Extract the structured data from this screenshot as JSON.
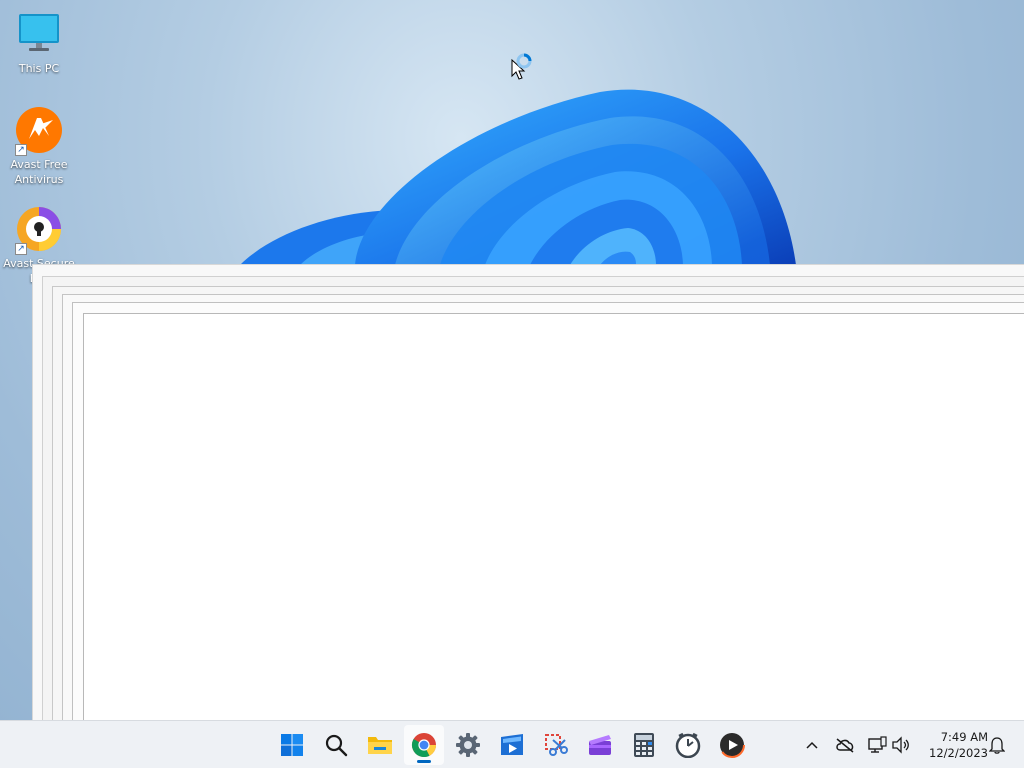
{
  "desktop": {
    "icons": [
      {
        "name": "this-pc",
        "label": "This PC",
        "icon": "monitor-icon"
      },
      {
        "name": "avast-free-antivirus",
        "label": "Avast Free Antivirus",
        "icon": "avast-icon"
      },
      {
        "name": "avast-secure-browser",
        "label": "Avast Secure Bro",
        "icon": "avast-secure-browser-icon"
      }
    ]
  },
  "taskbar": {
    "apps": [
      {
        "name": "start",
        "icon": "windows-start-icon"
      },
      {
        "name": "search",
        "icon": "search-icon"
      },
      {
        "name": "file-explorer",
        "icon": "folder-icon"
      },
      {
        "name": "chrome",
        "icon": "chrome-icon",
        "active": true
      },
      {
        "name": "settings",
        "icon": "gear-icon"
      },
      {
        "name": "media-player",
        "icon": "media-player-icon"
      },
      {
        "name": "snipping-tool",
        "icon": "snipping-tool-icon"
      },
      {
        "name": "clipchamp",
        "icon": "clipchamp-icon"
      },
      {
        "name": "calculator",
        "icon": "calculator-icon"
      },
      {
        "name": "clock",
        "icon": "alarm-clock-icon"
      },
      {
        "name": "player",
        "icon": "play-icon"
      }
    ],
    "tray": {
      "chevron": "chevron-up-icon",
      "onedrive": "cloud-off-icon",
      "network": "network-icon",
      "volume": "speaker-icon",
      "notifications": "bell-icon"
    },
    "clock": {
      "time": "7:49 AM",
      "date": "12/2/2023"
    }
  },
  "colors": {
    "accent": "#0067c0",
    "bloom_blue": "#1e7ff0",
    "taskbar_bg": "#eef1f5"
  }
}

━━━━━━━━━━

Task details => The answer must be every line of the listing that holds the word "tool".

Solution to this task =>
        "name": "snipping-tool",
        "icon": "snipping-tool-icon"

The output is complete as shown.